Required task:
All records should be reproduced verbatim.

Extracted records:
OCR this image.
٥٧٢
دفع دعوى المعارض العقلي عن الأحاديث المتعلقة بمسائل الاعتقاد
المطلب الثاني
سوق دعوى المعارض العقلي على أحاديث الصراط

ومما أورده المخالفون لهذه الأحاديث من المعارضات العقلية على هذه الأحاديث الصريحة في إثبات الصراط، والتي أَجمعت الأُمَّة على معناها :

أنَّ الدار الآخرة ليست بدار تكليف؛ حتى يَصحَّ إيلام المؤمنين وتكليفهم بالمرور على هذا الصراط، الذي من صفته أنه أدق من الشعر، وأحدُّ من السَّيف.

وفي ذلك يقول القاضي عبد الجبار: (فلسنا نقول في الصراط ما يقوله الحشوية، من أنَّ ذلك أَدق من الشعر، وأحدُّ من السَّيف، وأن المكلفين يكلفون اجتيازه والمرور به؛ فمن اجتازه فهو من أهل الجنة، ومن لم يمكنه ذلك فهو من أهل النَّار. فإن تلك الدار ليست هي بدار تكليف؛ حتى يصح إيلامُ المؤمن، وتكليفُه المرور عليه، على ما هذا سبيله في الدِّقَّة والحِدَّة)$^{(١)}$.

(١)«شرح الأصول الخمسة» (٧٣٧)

The answer:
OCR this image.
٥٧٢
دفع دعوى المعارض العقلي عن الأحاديث المتعلقة بمسائل الاعتقاد
المطلب الثاني
سوق دعوى المعارض العقلي على أحاديث الصراط

ومما أورده المخالفون لهذه الأحاديث من المعارضات العقلية على هذه الأحاديث الصريحة في إثبات الصراط، والتي أَجمعت الأُمَّة على معناها :

أنَّ الدار الآخرة ليست بدار تكليف؛ حتى يَصحَّ إيلام المؤمنين وتكليفهم بالمرور على هذا الصراط، الذي من صفته أنه أدق من الشعر، وأحدُّ من السَّيف.

وفي ذلك يقول القاضي عبد الجبار: (فلسنا نقول في الصراط ما يقوله الحشوية، من أنَّ ذلك أَدق من الشعر، وأحدُّ من السَّيف، وأن المكلفين يكلفون اجتيازه والمرور به؛ فمن اجتازه فهو من أهل الجنة، ومن لم يمكنه ذلك فهو من أهل النَّار. فإن تلك الدار ليست هي بدار تكليف؛ حتى يصح إيلامُ المؤمن، وتكليفُه المرور عليه، على ما هذا سبيله في الدِّقَّة والحِدَّة)$^{(١)}$.

(١)«شرح الأصول الخمسة» (٧٣٧)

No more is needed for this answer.